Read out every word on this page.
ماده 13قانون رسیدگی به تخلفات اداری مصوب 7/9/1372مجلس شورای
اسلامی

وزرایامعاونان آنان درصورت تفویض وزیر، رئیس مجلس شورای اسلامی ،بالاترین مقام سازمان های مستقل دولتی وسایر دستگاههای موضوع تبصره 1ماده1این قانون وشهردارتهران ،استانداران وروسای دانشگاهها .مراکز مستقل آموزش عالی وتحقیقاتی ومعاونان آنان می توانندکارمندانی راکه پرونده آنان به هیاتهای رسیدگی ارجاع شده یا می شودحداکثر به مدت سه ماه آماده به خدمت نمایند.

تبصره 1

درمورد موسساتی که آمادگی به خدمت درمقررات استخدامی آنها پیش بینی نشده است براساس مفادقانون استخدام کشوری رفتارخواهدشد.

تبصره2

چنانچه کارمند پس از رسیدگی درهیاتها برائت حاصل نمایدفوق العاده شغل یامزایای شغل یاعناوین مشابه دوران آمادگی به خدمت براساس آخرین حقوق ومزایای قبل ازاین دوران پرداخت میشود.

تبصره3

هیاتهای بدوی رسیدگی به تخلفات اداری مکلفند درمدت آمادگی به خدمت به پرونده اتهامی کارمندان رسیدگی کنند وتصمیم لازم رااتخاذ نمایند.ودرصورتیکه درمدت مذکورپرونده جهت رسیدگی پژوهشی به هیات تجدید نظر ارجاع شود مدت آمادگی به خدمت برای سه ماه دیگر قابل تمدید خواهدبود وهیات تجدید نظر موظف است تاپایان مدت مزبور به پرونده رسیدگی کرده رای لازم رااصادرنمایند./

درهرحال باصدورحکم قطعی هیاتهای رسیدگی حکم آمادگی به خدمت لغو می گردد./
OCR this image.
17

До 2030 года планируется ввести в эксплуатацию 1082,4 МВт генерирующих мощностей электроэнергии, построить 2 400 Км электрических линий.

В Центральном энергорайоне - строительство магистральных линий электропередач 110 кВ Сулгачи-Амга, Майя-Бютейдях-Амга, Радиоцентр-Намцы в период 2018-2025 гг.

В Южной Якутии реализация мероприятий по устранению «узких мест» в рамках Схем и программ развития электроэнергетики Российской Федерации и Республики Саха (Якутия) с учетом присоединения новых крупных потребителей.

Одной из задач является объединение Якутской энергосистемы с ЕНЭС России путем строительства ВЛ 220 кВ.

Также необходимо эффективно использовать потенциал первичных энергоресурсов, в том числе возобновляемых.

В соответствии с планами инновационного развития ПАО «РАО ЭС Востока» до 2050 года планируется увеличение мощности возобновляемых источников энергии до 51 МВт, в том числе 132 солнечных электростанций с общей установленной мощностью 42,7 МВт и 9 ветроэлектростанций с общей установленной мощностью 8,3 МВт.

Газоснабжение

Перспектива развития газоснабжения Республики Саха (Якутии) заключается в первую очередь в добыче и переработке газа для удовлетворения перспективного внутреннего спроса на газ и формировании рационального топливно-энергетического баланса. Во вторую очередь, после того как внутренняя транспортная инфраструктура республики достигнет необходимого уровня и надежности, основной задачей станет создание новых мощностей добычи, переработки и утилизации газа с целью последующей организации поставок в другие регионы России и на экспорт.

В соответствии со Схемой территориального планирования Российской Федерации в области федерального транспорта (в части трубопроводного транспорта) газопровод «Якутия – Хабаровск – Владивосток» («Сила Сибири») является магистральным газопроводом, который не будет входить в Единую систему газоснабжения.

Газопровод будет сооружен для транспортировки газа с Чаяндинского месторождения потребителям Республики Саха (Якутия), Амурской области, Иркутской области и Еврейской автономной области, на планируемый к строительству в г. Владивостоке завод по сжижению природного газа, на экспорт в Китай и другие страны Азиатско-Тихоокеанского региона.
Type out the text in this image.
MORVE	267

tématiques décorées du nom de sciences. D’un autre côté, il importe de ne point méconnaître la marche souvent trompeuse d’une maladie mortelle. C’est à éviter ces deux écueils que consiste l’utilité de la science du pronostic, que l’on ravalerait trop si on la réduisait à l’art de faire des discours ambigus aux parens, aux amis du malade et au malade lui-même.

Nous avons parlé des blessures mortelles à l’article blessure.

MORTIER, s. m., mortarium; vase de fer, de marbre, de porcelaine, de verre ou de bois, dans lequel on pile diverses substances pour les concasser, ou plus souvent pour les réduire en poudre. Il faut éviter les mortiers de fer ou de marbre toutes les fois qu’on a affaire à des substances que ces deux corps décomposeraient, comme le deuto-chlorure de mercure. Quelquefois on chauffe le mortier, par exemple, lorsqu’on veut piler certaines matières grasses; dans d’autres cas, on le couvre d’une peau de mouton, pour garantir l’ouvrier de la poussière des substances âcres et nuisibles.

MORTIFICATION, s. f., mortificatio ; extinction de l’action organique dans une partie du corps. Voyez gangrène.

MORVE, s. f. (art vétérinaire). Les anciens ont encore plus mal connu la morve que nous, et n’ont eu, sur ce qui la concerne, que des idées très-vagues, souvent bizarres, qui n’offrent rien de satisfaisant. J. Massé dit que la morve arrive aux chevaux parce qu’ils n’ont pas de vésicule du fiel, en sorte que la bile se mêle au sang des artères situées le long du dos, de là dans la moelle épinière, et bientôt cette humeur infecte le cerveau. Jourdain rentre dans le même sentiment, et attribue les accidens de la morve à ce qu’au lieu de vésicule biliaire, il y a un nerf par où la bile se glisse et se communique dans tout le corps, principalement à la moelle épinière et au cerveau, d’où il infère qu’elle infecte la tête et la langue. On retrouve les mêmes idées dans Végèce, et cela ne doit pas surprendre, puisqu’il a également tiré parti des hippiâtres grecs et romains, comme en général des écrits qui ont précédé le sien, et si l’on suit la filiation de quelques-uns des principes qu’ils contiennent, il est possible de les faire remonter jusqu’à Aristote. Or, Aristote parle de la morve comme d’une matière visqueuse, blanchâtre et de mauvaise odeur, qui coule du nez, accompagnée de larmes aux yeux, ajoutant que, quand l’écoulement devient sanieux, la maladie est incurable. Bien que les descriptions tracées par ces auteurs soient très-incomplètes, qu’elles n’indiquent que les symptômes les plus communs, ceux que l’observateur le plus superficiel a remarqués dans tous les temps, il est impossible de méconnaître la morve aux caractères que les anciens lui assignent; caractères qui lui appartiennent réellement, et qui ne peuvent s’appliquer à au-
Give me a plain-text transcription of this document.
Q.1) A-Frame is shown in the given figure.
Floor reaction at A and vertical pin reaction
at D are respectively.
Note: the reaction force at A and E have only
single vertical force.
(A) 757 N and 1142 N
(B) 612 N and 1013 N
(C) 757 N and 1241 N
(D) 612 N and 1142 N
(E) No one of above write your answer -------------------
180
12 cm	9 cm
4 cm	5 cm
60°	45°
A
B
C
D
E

▸ **Task to carry out**: Lines containing the string "Российской" are to be selected and copied.

▸ **Answer for the task**:
В Южной Якутии реализация мероприятий по устранению «узких мест» в рамках Схем и программ развития электроэнергетики Российской Федерации и Республики Саха (Якутия) с учетом присоединения новых крупных потребителей.
В соответствии со Схемой территориального планирования Российской Федерации в области федерального транспорта (в части трубопроводного транспорта) газопровод «Якутия – Хабаровск – Владивосток» («Сила Сибири») является магистральным газопроводом, который не будет входить в Единую систему газоснабжения.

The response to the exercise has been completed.